- [Written instruction] Transcribe the records word for word, starting at the first line and ending at the line that contains "x-tick-label: 400 [660, 871, 682, 885]".

Data entries

------------------------

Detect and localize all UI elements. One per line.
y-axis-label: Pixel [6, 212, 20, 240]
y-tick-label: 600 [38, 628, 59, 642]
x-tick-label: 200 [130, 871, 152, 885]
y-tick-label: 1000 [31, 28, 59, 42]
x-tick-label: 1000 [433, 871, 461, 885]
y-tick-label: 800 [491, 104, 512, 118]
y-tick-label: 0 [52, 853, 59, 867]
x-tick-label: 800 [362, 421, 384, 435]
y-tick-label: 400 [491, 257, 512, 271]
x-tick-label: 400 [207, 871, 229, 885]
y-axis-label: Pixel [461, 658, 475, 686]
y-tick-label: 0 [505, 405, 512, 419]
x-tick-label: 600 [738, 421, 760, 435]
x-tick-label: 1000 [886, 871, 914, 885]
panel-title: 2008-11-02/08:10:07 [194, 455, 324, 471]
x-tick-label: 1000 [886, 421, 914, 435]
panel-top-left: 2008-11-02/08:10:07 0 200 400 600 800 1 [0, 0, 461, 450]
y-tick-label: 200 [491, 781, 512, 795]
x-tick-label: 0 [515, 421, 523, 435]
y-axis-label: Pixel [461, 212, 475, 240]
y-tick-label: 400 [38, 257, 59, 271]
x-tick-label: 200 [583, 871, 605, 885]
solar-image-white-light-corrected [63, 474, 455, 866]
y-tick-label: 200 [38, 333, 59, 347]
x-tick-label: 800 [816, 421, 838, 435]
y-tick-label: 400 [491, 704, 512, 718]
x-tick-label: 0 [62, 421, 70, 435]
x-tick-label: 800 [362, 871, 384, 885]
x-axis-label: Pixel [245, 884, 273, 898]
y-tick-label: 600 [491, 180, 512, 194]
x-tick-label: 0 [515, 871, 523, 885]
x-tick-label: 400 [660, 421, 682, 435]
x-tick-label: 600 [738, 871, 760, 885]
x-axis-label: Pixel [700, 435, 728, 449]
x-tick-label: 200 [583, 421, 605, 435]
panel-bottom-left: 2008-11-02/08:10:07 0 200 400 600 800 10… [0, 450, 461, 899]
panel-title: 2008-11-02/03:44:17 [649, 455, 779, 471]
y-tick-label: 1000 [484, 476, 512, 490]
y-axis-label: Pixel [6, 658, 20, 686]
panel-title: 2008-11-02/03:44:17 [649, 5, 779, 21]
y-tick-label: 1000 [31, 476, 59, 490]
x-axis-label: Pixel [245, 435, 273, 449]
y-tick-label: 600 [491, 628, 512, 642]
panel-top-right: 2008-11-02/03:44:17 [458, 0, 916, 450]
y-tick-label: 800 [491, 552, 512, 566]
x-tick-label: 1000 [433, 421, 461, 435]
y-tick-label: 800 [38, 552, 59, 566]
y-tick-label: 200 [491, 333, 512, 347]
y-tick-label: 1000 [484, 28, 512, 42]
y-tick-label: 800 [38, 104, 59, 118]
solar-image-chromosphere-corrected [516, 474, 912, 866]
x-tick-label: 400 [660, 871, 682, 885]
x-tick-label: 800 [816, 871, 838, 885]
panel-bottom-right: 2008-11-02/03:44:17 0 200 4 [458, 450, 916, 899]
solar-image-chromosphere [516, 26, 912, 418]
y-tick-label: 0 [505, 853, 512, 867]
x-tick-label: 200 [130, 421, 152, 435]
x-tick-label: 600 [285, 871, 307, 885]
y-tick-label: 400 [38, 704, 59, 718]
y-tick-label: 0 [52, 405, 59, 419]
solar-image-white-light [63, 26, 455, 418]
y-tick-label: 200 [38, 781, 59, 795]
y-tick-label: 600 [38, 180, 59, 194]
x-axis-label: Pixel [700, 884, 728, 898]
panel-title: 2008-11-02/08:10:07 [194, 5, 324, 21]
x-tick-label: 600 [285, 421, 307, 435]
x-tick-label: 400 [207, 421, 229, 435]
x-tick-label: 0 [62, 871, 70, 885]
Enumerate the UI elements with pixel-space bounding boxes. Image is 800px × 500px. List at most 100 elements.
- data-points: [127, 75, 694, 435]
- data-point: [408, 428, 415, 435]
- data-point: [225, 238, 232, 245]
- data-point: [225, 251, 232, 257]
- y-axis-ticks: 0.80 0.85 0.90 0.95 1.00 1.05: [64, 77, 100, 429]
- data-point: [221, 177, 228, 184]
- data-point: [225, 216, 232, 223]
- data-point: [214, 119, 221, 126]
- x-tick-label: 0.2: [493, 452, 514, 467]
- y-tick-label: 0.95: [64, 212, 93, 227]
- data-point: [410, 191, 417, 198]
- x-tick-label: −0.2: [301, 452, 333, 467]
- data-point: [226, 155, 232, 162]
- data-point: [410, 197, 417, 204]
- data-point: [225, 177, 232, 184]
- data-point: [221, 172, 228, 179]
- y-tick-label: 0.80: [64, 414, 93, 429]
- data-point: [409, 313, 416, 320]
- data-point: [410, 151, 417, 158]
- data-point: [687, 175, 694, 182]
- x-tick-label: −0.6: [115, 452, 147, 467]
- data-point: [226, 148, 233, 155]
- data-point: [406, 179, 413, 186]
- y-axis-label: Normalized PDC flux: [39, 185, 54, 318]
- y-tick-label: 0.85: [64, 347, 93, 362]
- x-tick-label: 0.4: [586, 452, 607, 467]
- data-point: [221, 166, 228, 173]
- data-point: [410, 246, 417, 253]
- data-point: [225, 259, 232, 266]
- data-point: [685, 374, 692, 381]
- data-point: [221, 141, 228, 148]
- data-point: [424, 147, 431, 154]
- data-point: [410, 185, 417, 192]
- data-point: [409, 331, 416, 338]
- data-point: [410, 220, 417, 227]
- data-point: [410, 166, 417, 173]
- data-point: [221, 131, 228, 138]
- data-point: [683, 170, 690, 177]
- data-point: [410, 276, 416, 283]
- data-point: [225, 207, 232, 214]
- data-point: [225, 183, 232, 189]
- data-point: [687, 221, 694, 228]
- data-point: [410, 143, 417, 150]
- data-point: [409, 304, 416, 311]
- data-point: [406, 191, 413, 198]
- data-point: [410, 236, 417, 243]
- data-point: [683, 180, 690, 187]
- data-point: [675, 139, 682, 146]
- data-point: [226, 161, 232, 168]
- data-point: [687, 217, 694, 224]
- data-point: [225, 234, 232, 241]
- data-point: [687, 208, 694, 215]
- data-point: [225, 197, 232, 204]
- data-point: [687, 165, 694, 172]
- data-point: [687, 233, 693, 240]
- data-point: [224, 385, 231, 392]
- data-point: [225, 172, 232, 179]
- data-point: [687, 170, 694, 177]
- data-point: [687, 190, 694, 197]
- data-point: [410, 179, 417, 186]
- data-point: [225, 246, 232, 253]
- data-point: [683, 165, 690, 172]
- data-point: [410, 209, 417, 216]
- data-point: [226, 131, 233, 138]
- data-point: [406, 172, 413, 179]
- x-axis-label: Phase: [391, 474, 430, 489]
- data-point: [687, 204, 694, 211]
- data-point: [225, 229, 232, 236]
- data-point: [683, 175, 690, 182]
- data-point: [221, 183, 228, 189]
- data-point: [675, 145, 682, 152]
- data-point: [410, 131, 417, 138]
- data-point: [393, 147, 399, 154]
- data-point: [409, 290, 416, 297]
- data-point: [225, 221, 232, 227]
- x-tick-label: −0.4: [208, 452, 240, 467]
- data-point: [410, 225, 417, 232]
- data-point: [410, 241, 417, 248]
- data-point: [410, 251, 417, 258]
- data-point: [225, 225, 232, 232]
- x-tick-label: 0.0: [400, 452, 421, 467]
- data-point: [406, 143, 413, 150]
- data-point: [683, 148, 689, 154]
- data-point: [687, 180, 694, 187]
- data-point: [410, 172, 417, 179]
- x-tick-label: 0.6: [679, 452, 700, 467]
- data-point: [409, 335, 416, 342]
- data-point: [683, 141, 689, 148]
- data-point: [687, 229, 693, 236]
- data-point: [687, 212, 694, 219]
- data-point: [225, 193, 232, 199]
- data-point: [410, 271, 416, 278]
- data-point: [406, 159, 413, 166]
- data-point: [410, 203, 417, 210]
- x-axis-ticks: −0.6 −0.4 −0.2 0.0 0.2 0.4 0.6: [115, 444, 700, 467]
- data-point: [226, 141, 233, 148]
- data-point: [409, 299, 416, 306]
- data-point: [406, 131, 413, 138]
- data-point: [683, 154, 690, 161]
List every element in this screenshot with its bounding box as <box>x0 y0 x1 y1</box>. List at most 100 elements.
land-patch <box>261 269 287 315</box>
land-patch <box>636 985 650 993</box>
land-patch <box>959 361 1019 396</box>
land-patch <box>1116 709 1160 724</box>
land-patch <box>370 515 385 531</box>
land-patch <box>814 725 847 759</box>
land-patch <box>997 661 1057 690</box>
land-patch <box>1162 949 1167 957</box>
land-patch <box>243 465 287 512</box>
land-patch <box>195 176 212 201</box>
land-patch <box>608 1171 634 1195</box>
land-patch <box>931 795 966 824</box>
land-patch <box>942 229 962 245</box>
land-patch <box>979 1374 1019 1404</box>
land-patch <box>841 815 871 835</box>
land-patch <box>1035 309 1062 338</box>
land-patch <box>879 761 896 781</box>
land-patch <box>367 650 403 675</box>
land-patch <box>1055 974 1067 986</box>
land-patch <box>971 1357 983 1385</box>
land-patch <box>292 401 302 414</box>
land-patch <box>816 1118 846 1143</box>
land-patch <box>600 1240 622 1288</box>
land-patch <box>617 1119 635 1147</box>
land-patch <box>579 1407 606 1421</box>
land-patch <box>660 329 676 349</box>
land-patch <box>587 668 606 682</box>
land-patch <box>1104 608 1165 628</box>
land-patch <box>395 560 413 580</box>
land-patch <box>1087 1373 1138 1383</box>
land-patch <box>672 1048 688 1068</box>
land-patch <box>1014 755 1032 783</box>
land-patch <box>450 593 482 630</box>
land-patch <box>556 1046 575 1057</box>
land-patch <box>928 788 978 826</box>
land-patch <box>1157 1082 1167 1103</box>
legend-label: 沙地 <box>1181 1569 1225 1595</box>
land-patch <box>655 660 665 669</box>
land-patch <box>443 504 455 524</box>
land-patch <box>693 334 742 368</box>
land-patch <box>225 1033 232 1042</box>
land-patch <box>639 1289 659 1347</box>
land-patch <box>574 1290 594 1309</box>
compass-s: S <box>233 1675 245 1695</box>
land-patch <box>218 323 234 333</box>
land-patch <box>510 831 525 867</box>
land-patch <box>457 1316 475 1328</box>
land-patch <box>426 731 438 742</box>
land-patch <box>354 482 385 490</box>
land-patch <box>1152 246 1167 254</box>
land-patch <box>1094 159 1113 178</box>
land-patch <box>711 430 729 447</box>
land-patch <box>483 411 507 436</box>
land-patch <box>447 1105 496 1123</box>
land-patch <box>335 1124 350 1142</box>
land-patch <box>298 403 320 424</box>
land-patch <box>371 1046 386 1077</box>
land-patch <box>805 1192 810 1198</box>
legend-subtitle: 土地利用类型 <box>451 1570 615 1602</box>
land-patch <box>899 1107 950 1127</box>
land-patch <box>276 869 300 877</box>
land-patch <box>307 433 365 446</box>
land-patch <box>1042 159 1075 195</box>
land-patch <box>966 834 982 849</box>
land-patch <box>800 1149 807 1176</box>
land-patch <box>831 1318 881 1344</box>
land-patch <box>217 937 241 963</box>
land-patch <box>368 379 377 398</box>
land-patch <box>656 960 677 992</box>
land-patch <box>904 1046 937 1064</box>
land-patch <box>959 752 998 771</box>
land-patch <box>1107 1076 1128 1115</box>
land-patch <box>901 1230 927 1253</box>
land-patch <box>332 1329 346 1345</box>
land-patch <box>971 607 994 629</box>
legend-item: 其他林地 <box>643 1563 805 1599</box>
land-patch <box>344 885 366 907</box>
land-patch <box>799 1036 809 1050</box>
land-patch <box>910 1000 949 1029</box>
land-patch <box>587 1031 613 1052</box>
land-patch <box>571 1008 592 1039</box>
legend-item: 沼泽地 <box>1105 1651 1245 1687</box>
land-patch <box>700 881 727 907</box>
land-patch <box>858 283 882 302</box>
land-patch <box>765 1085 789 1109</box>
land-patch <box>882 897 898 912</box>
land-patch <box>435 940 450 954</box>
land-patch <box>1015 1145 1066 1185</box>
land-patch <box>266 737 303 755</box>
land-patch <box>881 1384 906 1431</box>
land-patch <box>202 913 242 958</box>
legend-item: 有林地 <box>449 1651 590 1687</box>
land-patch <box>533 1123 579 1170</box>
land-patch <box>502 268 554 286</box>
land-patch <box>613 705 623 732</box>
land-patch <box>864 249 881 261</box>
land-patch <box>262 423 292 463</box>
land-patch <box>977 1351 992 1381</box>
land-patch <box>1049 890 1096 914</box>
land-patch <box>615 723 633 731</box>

------------------------

- [Final answer]
Detect and localize all UI elements. One per line.
y-axis-label: Pixel [6, 212, 20, 240]
y-tick-label: 600 [38, 628, 59, 642]
x-tick-label: 200 [130, 871, 152, 885]
y-tick-label: 1000 [31, 28, 59, 42]
x-tick-label: 1000 [433, 871, 461, 885]
y-tick-label: 800 [491, 104, 512, 118]
y-tick-label: 0 [52, 853, 59, 867]
x-tick-label: 800 [362, 421, 384, 435]
y-tick-label: 400 [491, 257, 512, 271]
x-tick-label: 400 [207, 871, 229, 885]
y-axis-label: Pixel [461, 658, 475, 686]
y-tick-label: 0 [505, 405, 512, 419]
x-tick-label: 600 [738, 421, 760, 435]
x-tick-label: 1000 [886, 871, 914, 885]
panel-title: 2008-11-02/08:10:07 [194, 455, 324, 471]
x-tick-label: 1000 [886, 421, 914, 435]
panel-top-left: 2008-11-02/08:10:07 0 200 400 600 800 1 [0, 0, 461, 450]
y-tick-label: 200 [491, 781, 512, 795]
x-tick-label: 0 [515, 421, 523, 435]
y-axis-label: Pixel [461, 212, 475, 240]
y-tick-label: 400 [38, 257, 59, 271]
x-tick-label: 200 [583, 871, 605, 885]
solar-image-white-light-corrected [63, 474, 455, 866]
y-tick-label: 200 [38, 333, 59, 347]
x-tick-label: 800 [816, 421, 838, 435]
y-tick-label: 400 [491, 704, 512, 718]
x-tick-label: 0 [62, 421, 70, 435]
x-tick-label: 800 [362, 871, 384, 885]
x-axis-label: Pixel [245, 884, 273, 898]
y-tick-label: 600 [491, 180, 512, 194]
x-tick-label: 0 [515, 871, 523, 885]
x-tick-label: 400 [660, 421, 682, 435]
x-tick-label: 600 [738, 871, 760, 885]
x-axis-label: Pixel [700, 435, 728, 449]
x-tick-label: 200 [583, 421, 605, 435]
panel-bottom-left: 2008-11-02/08:10:07 0 200 400 600 800 10… [0, 450, 461, 899]
panel-title: 2008-11-02/03:44:17 [649, 455, 779, 471]
y-tick-label: 1000 [484, 476, 512, 490]
y-axis-label: Pixel [6, 658, 20, 686]
panel-title: 2008-11-02/03:44:17 [649, 5, 779, 21]
y-tick-label: 1000 [31, 476, 59, 490]
x-axis-label: Pixel [245, 435, 273, 449]
y-tick-label: 600 [491, 628, 512, 642]
panel-top-right: 2008-11-02/03:44:17 [458, 0, 916, 450]
y-tick-label: 800 [491, 552, 512, 566]
x-tick-label: 1000 [433, 421, 461, 435]
y-tick-label: 800 [38, 552, 59, 566]
y-tick-label: 200 [491, 333, 512, 347]
y-tick-label: 1000 [484, 28, 512, 42]
y-tick-label: 800 [38, 104, 59, 118]
solar-image-chromosphere-corrected [516, 474, 912, 866]
x-tick-label: 400 [660, 871, 682, 885]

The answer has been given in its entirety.